What to work on => Transcribe every entry word for word, leaving out all images.

Material to process =>
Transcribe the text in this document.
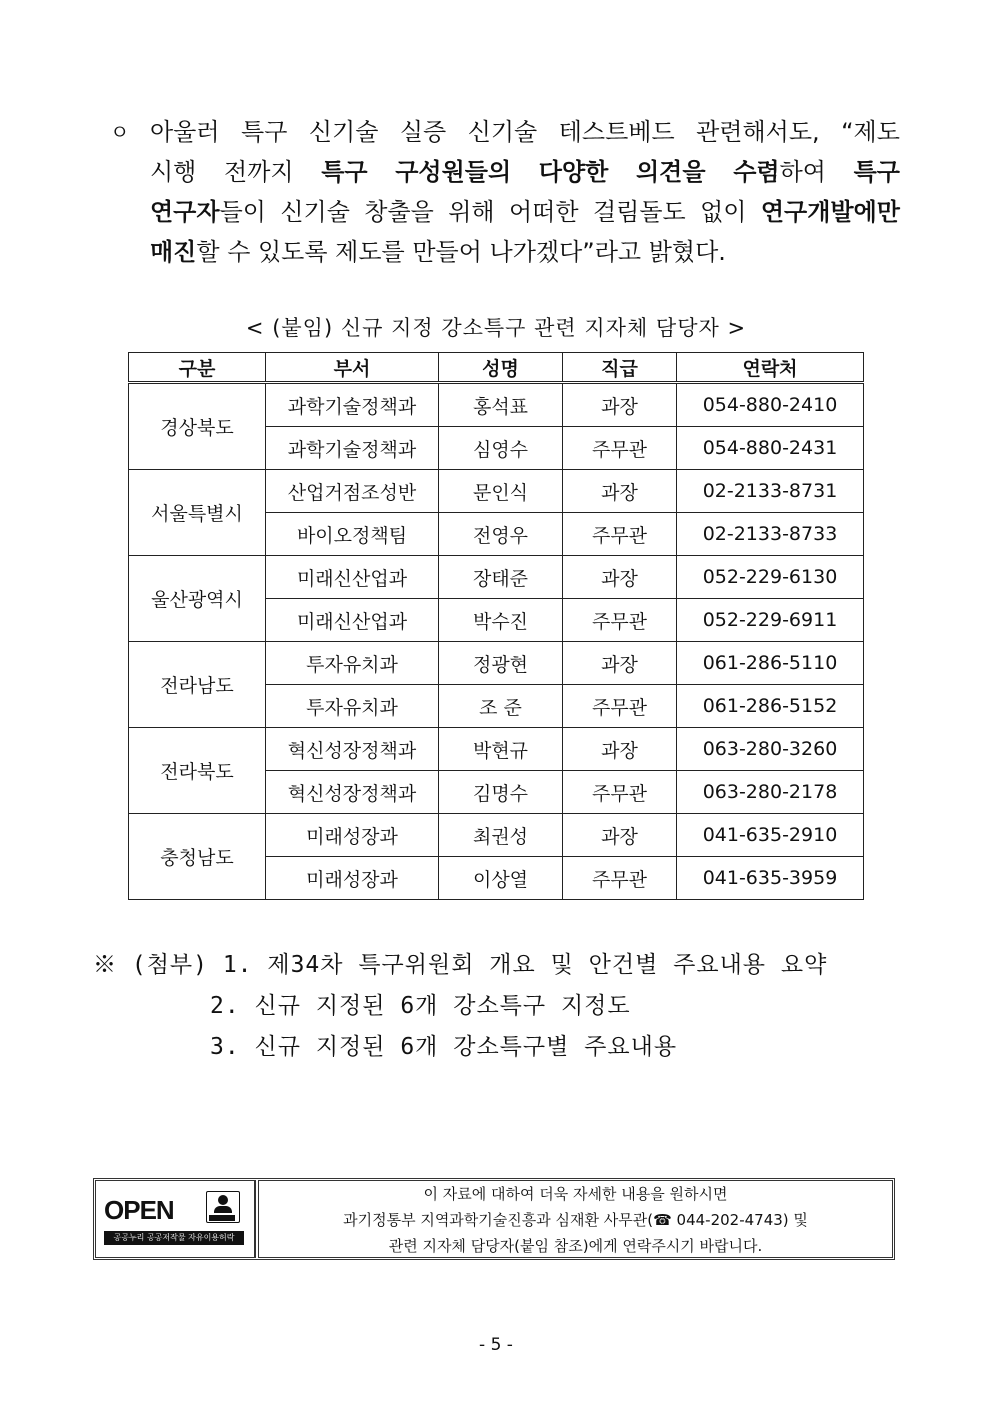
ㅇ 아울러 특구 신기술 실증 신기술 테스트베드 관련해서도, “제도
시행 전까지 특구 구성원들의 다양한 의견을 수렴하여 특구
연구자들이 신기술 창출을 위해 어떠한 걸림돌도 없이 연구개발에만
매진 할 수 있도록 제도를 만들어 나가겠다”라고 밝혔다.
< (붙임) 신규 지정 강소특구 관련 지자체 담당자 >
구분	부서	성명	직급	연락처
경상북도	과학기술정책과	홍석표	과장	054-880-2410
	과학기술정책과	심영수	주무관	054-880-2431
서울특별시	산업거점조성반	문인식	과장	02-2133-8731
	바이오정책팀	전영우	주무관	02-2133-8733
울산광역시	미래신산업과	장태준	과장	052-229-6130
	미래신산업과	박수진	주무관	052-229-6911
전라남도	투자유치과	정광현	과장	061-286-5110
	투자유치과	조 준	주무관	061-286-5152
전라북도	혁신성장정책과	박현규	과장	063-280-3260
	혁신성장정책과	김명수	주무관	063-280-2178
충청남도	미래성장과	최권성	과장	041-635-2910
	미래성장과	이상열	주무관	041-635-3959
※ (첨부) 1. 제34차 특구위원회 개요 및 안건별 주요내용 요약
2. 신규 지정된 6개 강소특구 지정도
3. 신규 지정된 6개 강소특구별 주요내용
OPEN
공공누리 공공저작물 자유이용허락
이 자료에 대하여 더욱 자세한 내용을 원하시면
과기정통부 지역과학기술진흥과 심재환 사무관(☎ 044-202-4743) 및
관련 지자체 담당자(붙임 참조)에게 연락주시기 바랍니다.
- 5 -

Exercise output =>
Transcribe the text in this document.
ㅇ 아울러 특구 신기술 실증 신기술 테스트베드 관련해서도, “제도
시행 전까지 특구 구성원들의 다양한 의견을 수렴하여 특구
연구자들이 신기술 창출을 위해 어떠한 걸림돌도 없이 연구개발에만
매진 할 수 있도록 제도를 만들어 나가겠다”라고 밝혔다.
< (붙임) 신규 지정 강소특구 관련 지자체 담당자 >
구분	부서	성명	직급	연락처
경상북도	과학기술정책과	홍석표	과장	054-880-2410
	과학기술정책과	심영수	주무관	054-880-2431
서울특별시	산업거점조성반	문인식	과장	02-2133-8731
	바이오정책팀	전영우	주무관	02-2133-8733
울산광역시	미래신산업과	장태준	과장	052-229-6130
	미래신산업과	박수진	주무관	052-229-6911
전라남도	투자유치과	정광현	과장	061-286-5110
	투자유치과	조 준	주무관	061-286-5152
전라북도	혁신성장정책과	박현규	과장	063-280-3260
	혁신성장정책과	김명수	주무관	063-280-2178
충청남도	미래성장과	최권성	과장	041-635-2910
	미래성장과	이상열	주무관	041-635-3959
※ (첨부) 1. 제34차 특구위원회 개요 및 안건별 주요내용 요약
2. 신규 지정된 6개 강소특구 지정도
3. 신규 지정된 6개 강소특구별 주요내용
OPEN
공공누리 공공저작물 자유이용허락
이 자료에 대하여 더욱 자세한 내용을 원하시면
과기정통부 지역과학기술진흥과 심재환 사무관(☎ 044-202-4743) 및
관련 지자체 담당자(붙임 참조)에게 연락주시기 바랍니다.
- 5 -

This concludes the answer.